§ Task to carry out: Each record below should be repeated precisely as written.

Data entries
** begin **
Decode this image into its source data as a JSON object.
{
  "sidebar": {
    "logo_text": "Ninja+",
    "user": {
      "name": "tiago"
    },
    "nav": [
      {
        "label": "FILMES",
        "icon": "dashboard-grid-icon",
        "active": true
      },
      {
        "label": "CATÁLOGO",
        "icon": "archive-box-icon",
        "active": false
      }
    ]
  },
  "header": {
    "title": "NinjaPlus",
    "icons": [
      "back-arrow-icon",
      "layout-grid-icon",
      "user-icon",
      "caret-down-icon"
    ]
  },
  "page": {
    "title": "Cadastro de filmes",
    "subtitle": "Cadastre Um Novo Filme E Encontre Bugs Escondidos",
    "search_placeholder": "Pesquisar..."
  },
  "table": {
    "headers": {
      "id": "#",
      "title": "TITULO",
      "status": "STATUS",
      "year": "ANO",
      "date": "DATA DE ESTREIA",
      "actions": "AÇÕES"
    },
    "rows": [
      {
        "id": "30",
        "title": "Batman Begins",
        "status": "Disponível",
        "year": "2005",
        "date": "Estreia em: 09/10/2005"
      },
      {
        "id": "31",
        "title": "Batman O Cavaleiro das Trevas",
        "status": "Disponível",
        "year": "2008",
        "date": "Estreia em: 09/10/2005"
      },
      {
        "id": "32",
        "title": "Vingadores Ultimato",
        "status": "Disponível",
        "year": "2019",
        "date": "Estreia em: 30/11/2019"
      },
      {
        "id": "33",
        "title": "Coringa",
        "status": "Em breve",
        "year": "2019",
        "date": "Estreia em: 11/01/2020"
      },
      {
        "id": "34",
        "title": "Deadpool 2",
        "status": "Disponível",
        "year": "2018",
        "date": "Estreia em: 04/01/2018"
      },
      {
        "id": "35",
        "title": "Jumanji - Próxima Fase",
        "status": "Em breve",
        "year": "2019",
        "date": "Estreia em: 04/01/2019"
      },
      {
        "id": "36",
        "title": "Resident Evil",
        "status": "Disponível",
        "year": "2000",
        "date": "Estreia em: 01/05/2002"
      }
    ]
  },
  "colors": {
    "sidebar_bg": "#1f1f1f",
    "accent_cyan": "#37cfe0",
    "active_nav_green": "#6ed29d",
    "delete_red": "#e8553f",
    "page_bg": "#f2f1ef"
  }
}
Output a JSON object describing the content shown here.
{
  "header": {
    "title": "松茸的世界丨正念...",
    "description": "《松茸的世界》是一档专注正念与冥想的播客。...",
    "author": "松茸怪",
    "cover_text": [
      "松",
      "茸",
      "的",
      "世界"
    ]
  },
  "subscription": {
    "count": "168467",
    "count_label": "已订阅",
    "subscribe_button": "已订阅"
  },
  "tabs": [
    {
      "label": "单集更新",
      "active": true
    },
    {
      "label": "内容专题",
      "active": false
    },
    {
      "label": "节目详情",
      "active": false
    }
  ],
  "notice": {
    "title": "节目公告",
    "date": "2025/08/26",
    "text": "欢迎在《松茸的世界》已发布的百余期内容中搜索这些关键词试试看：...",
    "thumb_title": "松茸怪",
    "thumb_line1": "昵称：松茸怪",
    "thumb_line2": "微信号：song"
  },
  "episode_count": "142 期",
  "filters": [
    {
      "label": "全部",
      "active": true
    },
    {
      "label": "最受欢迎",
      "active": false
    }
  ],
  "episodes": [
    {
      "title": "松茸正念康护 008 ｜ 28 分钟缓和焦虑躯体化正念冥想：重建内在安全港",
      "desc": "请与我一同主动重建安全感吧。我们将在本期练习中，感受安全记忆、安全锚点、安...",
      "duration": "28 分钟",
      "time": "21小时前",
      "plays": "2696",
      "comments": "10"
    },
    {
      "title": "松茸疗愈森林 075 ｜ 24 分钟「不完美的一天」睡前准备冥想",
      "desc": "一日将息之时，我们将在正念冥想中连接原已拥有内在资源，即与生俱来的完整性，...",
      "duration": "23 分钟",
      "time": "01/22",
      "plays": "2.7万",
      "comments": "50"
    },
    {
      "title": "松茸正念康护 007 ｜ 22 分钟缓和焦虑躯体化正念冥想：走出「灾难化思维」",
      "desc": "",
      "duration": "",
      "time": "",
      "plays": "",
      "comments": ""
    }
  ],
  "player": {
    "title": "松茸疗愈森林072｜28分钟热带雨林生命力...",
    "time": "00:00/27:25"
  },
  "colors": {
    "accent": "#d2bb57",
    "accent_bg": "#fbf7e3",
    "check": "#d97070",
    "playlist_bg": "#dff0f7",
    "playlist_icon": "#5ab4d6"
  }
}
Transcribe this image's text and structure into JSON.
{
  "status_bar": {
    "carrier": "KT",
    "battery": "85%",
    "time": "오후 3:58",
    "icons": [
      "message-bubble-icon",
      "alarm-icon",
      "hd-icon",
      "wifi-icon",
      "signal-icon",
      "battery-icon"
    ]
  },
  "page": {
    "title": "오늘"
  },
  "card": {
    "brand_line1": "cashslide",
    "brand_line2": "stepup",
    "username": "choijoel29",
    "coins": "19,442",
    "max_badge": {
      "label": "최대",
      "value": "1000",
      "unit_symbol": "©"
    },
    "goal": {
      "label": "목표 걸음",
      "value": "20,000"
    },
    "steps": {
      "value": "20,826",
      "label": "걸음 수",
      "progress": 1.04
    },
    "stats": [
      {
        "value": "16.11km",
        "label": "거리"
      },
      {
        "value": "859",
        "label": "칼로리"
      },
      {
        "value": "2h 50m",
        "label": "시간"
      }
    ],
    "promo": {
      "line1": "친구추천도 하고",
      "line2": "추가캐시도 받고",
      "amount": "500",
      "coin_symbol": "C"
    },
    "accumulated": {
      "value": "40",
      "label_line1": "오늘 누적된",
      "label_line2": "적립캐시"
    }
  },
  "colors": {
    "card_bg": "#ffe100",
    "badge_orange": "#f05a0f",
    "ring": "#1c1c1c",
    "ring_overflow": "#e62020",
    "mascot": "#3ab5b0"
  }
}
** end **
§ Reply:
Decode this image into its source data as a JSON object.
{
  "sidebar": {
    "logo_text": "Ninja+",
    "user": {
      "name": "tiago"
    },
    "nav": [
      {
        "label": "FILMES",
        "icon": "dashboard-grid-icon",
        "active": true
      },
      {
        "label": "CATÁLOGO",
        "icon": "archive-box-icon",
        "active": false
      }
    ]
  },
  "header": {
    "title": "NinjaPlus",
    "icons": [
      "back-arrow-icon",
      "layout-grid-icon",
      "user-icon",
      "caret-down-icon"
    ]
  },
  "page": {
    "title": "Cadastro de filmes",
    "subtitle": "Cadastre Um Novo Filme E Encontre Bugs Escondidos",
    "search_placeholder": "Pesquisar..."
  },
  "table": {
    "headers": {
      "id": "#",
      "title": "TITULO",
      "status": "STATUS",
      "year": "ANO",
      "date": "DATA DE ESTREIA",
      "actions": "AÇÕES"
    },
    "rows": [
      {
        "id": "30",
        "title": "Batman Begins",
        "status": "Disponível",
        "year": "2005",
        "date": "Estreia em: 09/10/2005"
      },
      {
        "id": "31",
        "title": "Batman O Cavaleiro das Trevas",
        "status": "Disponível",
        "year": "2008",
        "date": "Estreia em: 09/10/2005"
      },
      {
        "id": "32",
        "title": "Vingadores Ultimato",
        "status": "Disponível",
        "year": "2019",
        "date": "Estreia em: 30/11/2019"
      },
      {
        "id": "33",
        "title": "Coringa",
        "status": "Em breve",
        "year": "2019",
        "date": "Estreia em: 11/01/2020"
      },
      {
        "id": "34",
        "title": "Deadpool 2",
        "status": "Disponível",
        "year": "2018",
        "date": "Estreia em: 04/01/2018"
      },
      {
        "id": "35",
        "title": "Jumanji - Próxima Fase",
        "status": "Em breve",
        "year": "2019",
        "date": "Estreia em: 04/01/2019"
      },
      {
        "id": "36",
        "title": "Resident Evil",
        "status": "Disponível",
        "year": "2000",
        "date": "Estreia em: 01/05/2002"
      }
    ]
  },
  "colors": {
    "sidebar_bg": "#1f1f1f",
    "accent_cyan": "#37cfe0",
    "active_nav_green": "#6ed29d",
    "delete_red": "#e8553f",
    "page_bg": "#f2f1ef"
  }
}
Output a JSON object describing the content shown here.
{
  "header": {
    "title": "松茸的世界丨正念...",
    "description": "《松茸的世界》是一档专注正念与冥想的播客。...",
    "author": "松茸怪",
    "cover_text": [
      "松",
      "茸",
      "的",
      "世界"
    ]
  },
  "subscription": {
    "count": "168467",
    "count_label": "已订阅",
    "subscribe_button": "已订阅"
  },
  "tabs": [
    {
      "label": "单集更新",
      "active": true
    },
    {
      "label": "内容专题",
      "active": false
    },
    {
      "label": "节目详情",
      "active": false
    }
  ],
  "notice": {
    "title": "节目公告",
    "date": "2025/08/26",
    "text": "欢迎在《松茸的世界》已发布的百余期内容中搜索这些关键词试试看：...",
    "thumb_title": "松茸怪",
    "thumb_line1": "昵称：松茸怪",
    "thumb_line2": "微信号：song"
  },
  "episode_count": "142 期",
  "filters": [
    {
      "label": "全部",
      "active": true
    },
    {
      "label": "最受欢迎",
      "active": false
    }
  ],
  "episodes": [
    {
      "title": "松茸正念康护 008 ｜ 28 分钟缓和焦虑躯体化正念冥想：重建内在安全港",
      "desc": "请与我一同主动重建安全感吧。我们将在本期练习中，感受安全记忆、安全锚点、安...",
      "duration": "28 分钟",
      "time": "21小时前",
      "plays": "2696",
      "comments": "10"
    },
    {
      "title": "松茸疗愈森林 075 ｜ 24 分钟「不完美的一天」睡前准备冥想",
      "desc": "一日将息之时，我们将在正念冥想中连接原已拥有内在资源，即与生俱来的完整性，...",
      "duration": "23 分钟",
      "time": "01/22",
      "plays": "2.7万",
      "comments": "50"
    },
    {
      "title": "松茸正念康护 007 ｜ 22 分钟缓和焦虑躯体化正念冥想：走出「灾难化思维」",
      "desc": "",
      "duration": "",
      "time": "",
      "plays": "",
      "comments": ""
    }
  ],
  "player": {
    "title": "松茸疗愈森林072｜28分钟热带雨林生命力...",
    "time": "00:00/27:25"
  },
  "colors": {
    "accent": "#d2bb57",
    "accent_bg": "#fbf7e3",
    "check": "#d97070",
    "playlist_bg": "#dff0f7",
    "playlist_icon": "#5ab4d6"
  }
}
Transcribe this image's text and structure into JSON.
{
  "status_bar": {
    "carrier": "KT",
    "battery": "85%",
    "time": "오후 3:58",
    "icons": [
      "message-bubble-icon",
      "alarm-icon",
      "hd-icon",
      "wifi-icon",
      "signal-icon",
      "battery-icon"
    ]
  },
  "page": {
    "title": "오늘"
  },
  "card": {
    "brand_line1": "cashslide",
    "brand_line2": "stepup",
    "username": "choijoel29",
    "coins": "19,442",
    "max_badge": {
      "label": "최대",
      "value": "1000",
      "unit_symbol": "©"
    },
    "goal": {
      "label": "목표 걸음",
      "value": "20,000"
    },
    "steps": {
      "value": "20,826",
      "label": "걸음 수",
      "progress": 1.04
    },
    "stats": [
      {
        "value": "16.11km",
        "label": "거리"
      },
      {
        "value": "859",
        "label": "칼로리"
      },
      {
        "value": "2h 50m",
        "label": "시간"
      }
    ],
    "promo": {
      "line1": "친구추천도 하고",
      "line2": "추가캐시도 받고",
      "amount": "500",
      "coin_symbol": "C"
    },
    "accumulated": {
      "value": "40",
      "label_line1": "오늘 누적된",
      "label_line2": "적립캐시"
    }
  },
  "colors": {
    "card_bg": "#ffe100",
    "badge_orange": "#f05a0f",
    "ring": "#1c1c1c",
    "ring_overflow": "#e62020",
    "mascot": "#3ab5b0"
  }
}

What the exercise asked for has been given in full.